- **Exercise materials**
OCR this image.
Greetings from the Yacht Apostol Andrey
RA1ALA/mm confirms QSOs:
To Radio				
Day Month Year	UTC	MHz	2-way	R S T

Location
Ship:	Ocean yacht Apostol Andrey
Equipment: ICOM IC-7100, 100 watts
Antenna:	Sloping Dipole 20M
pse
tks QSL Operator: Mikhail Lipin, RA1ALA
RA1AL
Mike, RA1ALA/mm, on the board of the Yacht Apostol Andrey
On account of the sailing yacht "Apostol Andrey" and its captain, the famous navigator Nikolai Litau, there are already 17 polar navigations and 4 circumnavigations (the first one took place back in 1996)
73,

- **Task description**
The records above are to be repeated exactly, in their entirety.

- **Finished task**
OCR this image.
Greetings from the Yacht Apostol Andrey
RA1ALA/mm confirms QSOs:
To Radio				
Day Month Year	UTC	MHz	2-way	R S T

Location
Ship:	Ocean yacht Apostol Andrey
Equipment: ICOM IC-7100, 100 watts
Antenna:	Sloping Dipole 20M
pse
tks QSL Operator: Mikhail Lipin, RA1ALA
RA1AL
Mike, RA1ALA/mm, on the board of the Yacht Apostol Andrey
On account of the sailing yacht "Apostol Andrey" and its captain, the famous navigator Nikolai Litau, there are already 17 polar navigations and 4 circumnavigations (the first one took place back in 1996)
73,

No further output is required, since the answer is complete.